◆ To do
Each line that holds the word "order" should be returned.

◆ The input
begin

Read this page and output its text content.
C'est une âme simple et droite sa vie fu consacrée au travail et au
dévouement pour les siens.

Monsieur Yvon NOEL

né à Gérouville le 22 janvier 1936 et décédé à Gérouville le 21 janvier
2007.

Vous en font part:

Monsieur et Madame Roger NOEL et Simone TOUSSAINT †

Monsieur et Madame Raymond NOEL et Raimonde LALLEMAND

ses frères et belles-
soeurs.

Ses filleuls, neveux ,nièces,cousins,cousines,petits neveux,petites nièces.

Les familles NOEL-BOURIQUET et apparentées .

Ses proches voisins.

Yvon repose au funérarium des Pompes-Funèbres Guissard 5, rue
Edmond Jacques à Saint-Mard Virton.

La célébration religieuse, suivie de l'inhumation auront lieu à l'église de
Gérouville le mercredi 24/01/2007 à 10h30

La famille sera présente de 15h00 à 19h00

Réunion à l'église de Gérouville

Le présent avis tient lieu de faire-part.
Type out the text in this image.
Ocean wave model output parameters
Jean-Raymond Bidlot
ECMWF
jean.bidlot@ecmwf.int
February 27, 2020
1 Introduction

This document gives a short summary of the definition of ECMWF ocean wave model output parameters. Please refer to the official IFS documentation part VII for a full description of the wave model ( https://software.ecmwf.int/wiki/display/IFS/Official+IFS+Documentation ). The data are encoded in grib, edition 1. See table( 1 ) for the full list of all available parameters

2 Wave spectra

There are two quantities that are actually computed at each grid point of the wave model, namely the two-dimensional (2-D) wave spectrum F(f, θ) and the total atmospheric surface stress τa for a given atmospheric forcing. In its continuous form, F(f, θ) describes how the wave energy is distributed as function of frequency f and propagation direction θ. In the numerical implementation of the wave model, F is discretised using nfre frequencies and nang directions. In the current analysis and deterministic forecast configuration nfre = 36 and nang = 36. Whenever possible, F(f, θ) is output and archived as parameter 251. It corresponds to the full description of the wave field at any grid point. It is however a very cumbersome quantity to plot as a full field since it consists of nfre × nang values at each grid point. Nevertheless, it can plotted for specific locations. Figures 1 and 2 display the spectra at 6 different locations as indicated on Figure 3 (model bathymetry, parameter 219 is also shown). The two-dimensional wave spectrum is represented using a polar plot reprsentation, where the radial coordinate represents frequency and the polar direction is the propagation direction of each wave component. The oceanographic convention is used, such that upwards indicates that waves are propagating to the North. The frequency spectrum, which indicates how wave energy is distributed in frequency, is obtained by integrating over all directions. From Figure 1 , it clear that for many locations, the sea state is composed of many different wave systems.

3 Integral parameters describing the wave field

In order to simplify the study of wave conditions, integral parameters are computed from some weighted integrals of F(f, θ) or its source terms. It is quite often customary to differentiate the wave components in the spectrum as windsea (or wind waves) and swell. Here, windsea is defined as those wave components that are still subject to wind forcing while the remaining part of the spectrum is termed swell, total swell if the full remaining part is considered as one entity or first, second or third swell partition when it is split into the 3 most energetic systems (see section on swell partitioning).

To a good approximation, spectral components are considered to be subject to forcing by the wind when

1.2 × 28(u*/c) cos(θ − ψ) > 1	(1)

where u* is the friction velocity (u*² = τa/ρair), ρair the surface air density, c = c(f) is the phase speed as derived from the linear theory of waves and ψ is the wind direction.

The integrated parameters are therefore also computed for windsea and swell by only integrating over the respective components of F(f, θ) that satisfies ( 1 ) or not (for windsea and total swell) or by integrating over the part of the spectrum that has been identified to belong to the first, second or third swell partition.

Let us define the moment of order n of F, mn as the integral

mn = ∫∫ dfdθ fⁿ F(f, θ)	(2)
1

end

◆ Written answer
In order to simplify the study of wave conditions, integral parameters are computed from some weighted integrals of F(f, θ) or its source terms. It is quite often customary to differentiate the wave components in the spectrum as windsea (or wind waves) and swell. Here, windsea is defined as those wave components that are still subject to wind forcing while the remaining part of the spectrum is termed swell, total swell if the full remaining part is considered as one entity or first, second or third swell partition when it is split into the 3 most energetic systems (see section on swell partitioning).
Let us define the moment of order n of F, mn as the integral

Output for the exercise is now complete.